AIM: Search the records for the word "snagajob" and report each line that has it.

MATERIAL FOR THE TASK:
==================================================

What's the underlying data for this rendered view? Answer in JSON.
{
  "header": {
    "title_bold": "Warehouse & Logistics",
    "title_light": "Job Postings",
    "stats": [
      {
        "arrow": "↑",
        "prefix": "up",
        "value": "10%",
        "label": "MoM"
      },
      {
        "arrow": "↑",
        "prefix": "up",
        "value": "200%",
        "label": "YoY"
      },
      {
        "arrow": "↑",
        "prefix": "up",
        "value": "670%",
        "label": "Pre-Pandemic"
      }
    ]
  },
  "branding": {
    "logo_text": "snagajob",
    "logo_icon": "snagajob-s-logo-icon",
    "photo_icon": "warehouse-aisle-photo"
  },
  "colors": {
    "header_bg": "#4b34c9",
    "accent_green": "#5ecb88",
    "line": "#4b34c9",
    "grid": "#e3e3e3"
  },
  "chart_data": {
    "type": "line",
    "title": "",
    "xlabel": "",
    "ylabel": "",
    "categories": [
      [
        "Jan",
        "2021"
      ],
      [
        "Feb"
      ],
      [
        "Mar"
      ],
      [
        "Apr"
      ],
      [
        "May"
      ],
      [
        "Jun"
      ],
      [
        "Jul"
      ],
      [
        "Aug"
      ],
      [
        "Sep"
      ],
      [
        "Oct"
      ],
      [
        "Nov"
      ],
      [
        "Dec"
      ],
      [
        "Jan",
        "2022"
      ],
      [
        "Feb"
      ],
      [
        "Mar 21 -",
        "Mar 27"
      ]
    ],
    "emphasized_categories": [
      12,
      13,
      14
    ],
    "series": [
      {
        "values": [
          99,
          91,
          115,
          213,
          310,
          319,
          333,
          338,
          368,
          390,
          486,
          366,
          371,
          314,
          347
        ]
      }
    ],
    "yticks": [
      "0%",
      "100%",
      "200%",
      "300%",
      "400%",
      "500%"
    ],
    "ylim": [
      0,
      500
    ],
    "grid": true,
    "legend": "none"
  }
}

==================================================

EXERCISE RESULT:
    "logo_text": "snagajob",
    "logo_icon": "snagajob-s-logo-icon",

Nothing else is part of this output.